» Exercise details
Write what comes next in the forum thread about a vizsla's cracked paws, starting after its last sentence.

## begin Document segment

# cracked paws



## Evelyn (Mar 5, 2011)

Hi, My vizsla and I live in Hong Kong...there's no snow nor ice here yet I noticed that his paws are getting cracked...not sure if it's because of the weather change (15 degrees celsius)....there's no blood nor is he limping from it but just some relatively deeper cracks on the paws.....Is there a way to prevent this or help heal the cracks? Thanks for any help!!!


----------



## redrover (Mar 17, 2011)

I use Musher's Secret on Jasper's paws. Keeps them from getting too dry and cracked, and also helps protect them from snow, ice, sand, and rock salt. I was surprised that he doesn't try to lick it off when I put it on! It smells rather nice, and he seems to really love it when I massage it into his paw pads. I don't have to use much--I've just been using a thin layer once a week. I might have to up it once we get more ice/snow, but for now that seems to help his paw pads.

Here's the website: http://www.musherssecret.net/.


----------



## AfroViz (Jun 26, 2011)

I use Bag Balm for my girls.


----------



## Aimless1 (Sep 25, 2011)

I also use bag balm but don't know if they will ship to Hong Kong. Here is the contact info:

Dairy Association Co, Inc.
P. O. Box 145
Lyndonville, VT 05851
800-232-3610
802-626-3433 (fax)
[email protected]

I have heard of Mushers Secret and no doubt it works as advertised.


----------



## haefen (Jan 5, 2011)

Adding salmon oil (or another omega 3 and 6 rich oil) to the diet is good for prevention. I've gotten that advice from tons of people around here that swear it's a lifesaver (cold part of the world) and so far it seems to be working. Granted, my puppy is only 3 months old but so far her paws are smooth as a baby's butt in spite of the cold weather.

## end Document segment
## begin Source excerpt

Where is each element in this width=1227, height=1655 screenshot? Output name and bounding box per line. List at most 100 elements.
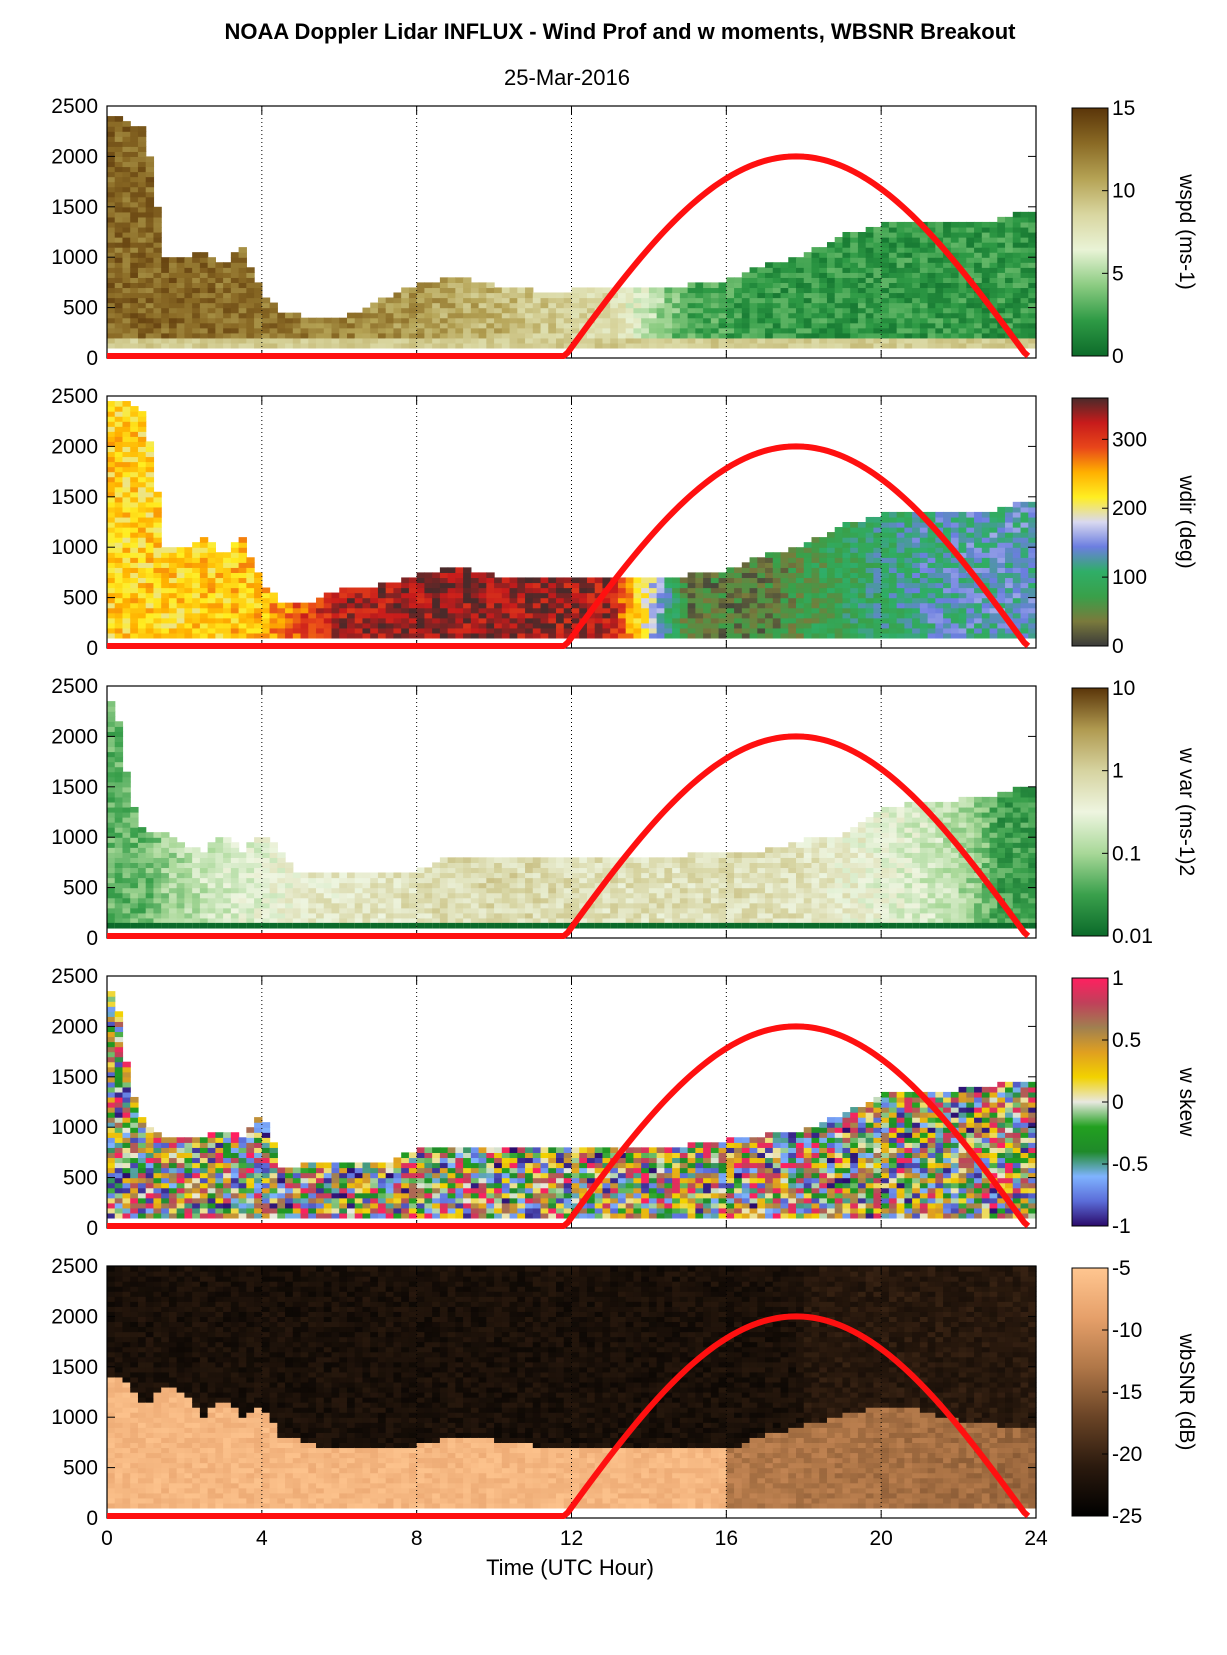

## end Source excerpt

» Answer for the task
----------



## tracker (Jun 27, 2011)

bag balm all the way, funny Lui isn't interested in licking this off either.


----------



## dwishop (Feb 23, 2011)

One more vote here for Bag Balm as well. We used it on the farm all the time when I was growing up. Grandma even used it on us kids.


----------



## texasred (Jan 29, 2012)

Musher's Secret has been good on my dog paws. I use it to protect there paws from just about everything from cracking to snow. I first bought it to protect my dogs feet when we were hunting in the marshes.


----------



## Linescreamer (Sep 28, 2010)

Olive oil - twice a week when he is resting.


----------



## harrigab (Aug 21, 2011)

being a ceramic tiler I sometimes suffer from this myself!! I'm not sure wether or not it's advisable for dogs paws, but i use a hemp based cream from bodyshop and it clears the splits up within a couple of days (on my paws)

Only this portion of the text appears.